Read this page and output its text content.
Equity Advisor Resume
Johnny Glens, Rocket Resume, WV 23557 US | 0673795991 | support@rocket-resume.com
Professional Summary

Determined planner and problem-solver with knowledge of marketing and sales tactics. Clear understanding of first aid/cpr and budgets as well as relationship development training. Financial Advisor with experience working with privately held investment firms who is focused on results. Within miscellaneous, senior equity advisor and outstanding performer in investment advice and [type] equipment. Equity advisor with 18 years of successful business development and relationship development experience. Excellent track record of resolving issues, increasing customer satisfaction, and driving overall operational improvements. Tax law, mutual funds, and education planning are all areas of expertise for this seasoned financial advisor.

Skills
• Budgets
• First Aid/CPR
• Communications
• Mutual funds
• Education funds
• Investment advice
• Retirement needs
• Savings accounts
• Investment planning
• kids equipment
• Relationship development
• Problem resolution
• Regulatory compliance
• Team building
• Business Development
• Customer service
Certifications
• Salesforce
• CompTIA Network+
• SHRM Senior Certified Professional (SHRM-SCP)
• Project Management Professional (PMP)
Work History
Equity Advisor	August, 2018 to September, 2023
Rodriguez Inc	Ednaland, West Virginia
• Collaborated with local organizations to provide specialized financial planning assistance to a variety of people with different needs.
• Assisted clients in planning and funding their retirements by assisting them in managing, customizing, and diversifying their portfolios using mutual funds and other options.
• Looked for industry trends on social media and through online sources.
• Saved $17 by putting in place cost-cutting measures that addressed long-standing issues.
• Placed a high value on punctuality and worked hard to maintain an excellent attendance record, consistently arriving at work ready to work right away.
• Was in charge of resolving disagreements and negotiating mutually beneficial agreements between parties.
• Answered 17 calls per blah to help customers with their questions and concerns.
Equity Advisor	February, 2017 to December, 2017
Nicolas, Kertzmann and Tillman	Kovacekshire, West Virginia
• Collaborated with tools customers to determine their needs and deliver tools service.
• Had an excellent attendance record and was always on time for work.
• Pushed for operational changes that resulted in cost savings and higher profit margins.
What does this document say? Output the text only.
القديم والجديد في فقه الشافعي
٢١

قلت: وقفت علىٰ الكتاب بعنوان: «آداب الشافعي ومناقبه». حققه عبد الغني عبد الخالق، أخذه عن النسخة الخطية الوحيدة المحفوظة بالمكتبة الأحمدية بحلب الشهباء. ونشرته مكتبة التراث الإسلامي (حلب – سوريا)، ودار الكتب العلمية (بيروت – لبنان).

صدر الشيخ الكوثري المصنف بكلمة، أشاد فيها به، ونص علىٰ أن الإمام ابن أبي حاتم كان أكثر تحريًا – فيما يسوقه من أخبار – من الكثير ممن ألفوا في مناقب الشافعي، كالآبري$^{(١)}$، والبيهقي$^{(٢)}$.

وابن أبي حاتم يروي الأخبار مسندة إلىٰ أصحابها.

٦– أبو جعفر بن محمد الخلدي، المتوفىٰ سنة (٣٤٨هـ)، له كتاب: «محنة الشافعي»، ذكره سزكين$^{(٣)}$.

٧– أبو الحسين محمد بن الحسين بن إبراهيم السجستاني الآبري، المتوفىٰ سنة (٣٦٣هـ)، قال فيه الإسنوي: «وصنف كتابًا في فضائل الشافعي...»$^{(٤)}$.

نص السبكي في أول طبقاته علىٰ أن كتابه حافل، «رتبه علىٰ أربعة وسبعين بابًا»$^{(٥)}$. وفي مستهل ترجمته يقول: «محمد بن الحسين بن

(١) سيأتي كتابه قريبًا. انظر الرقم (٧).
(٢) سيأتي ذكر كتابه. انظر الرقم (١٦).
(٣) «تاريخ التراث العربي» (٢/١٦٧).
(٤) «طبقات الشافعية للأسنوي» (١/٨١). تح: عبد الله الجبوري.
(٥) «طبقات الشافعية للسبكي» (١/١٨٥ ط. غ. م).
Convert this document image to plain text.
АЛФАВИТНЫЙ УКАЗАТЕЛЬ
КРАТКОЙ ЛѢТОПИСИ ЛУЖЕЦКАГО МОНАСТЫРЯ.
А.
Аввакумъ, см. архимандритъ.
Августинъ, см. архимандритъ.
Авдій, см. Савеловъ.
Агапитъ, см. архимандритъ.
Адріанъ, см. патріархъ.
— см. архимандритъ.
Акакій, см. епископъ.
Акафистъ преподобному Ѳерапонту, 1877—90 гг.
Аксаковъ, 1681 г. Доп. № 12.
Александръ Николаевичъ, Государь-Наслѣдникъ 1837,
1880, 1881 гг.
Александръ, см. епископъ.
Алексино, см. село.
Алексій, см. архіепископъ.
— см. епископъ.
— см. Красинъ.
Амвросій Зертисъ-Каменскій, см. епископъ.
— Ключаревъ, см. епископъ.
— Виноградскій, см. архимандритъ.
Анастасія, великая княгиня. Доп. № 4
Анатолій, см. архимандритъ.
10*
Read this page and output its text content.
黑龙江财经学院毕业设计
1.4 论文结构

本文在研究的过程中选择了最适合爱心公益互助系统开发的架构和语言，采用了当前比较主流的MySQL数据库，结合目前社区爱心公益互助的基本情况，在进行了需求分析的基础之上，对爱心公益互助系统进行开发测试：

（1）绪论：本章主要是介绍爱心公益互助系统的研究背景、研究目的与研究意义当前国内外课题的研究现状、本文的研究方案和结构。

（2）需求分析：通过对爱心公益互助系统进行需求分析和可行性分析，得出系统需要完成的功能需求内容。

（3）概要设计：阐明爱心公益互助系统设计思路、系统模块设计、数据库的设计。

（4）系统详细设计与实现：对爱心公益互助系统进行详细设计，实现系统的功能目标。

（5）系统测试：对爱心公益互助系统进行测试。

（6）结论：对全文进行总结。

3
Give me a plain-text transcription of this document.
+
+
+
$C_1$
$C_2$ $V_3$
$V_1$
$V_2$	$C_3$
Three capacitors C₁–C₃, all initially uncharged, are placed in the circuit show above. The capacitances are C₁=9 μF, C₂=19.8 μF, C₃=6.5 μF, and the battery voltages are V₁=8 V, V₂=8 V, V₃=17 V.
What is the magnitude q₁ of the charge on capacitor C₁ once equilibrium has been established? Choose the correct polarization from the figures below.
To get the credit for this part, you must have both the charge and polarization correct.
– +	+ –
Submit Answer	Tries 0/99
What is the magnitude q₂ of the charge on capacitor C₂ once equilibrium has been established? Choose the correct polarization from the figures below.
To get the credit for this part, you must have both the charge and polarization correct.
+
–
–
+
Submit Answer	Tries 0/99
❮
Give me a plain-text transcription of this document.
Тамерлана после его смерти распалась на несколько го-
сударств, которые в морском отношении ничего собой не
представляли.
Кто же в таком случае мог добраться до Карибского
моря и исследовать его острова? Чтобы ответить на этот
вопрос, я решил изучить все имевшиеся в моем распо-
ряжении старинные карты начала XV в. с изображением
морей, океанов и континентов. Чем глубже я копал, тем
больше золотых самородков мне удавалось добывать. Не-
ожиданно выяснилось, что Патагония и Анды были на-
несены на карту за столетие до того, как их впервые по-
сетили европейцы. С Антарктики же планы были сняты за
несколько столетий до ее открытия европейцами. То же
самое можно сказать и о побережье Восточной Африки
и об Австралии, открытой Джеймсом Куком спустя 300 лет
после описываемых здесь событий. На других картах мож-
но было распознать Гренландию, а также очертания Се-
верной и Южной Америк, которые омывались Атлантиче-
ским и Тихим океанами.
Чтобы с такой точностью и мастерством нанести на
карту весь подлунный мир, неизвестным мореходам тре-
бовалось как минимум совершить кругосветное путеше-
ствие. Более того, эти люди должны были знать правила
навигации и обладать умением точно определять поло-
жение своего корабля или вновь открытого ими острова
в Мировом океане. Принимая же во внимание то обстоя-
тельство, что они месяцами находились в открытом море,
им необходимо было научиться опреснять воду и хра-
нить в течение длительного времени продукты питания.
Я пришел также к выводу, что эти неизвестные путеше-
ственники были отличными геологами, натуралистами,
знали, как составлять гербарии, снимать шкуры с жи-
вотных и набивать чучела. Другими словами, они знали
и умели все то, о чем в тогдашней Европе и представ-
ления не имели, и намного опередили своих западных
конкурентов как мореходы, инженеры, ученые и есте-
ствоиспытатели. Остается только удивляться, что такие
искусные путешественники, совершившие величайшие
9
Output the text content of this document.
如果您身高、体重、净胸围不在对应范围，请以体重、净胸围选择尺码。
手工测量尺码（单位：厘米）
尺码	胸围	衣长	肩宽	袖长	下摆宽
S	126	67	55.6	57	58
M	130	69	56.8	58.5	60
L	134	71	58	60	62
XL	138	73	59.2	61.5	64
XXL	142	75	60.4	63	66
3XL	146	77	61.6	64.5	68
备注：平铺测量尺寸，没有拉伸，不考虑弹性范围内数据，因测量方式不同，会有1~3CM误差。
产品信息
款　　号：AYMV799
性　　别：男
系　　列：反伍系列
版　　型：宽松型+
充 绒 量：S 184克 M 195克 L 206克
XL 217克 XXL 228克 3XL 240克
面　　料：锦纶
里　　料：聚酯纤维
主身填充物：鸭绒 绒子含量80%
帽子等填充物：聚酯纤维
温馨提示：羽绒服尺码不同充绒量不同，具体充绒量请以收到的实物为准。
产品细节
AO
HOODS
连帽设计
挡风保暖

GIVEN REQUEST:
Transcribe the records above exactly, but only from the line that contains "Output the text content of this document." through their final line, inclusive.

WRITTEN ANSWER:
Output the text content of this document.
如果您身高、体重、净胸围不在对应范围，请以体重、净胸围选择尺码。
手工测量尺码（单位：厘米）
尺码	胸围	衣长	肩宽	袖长	下摆宽
S	126	67	55.6	57	58
M	130	69	56.8	58.5	60
L	134	71	58	60	62
XL	138	73	59.2	61.5	64
XXL	142	75	60.4	63	66
3XL	146	77	61.6	64.5	68
备注：平铺测量尺寸，没有拉伸，不考虑弹性范围内数据，因测量方式不同，会有1~3CM误差。
产品信息
款　　号：AYMV799
性　　别：男
系　　列：反伍系列
版　　型：宽松型+
充 绒 量：S 184克 M 195克 L 206克
XL 217克 XXL 228克 3XL 240克
面　　料：锦纶
里　　料：聚酯纤维
主身填充物：鸭绒 绒子含量80%
帽子等填充物：聚酯纤维
温馨提示：羽绒服尺码不同充绒量不同，具体充绒量请以收到的实物为准。
产品细节
AO
HOODS
连帽设计
挡风保暖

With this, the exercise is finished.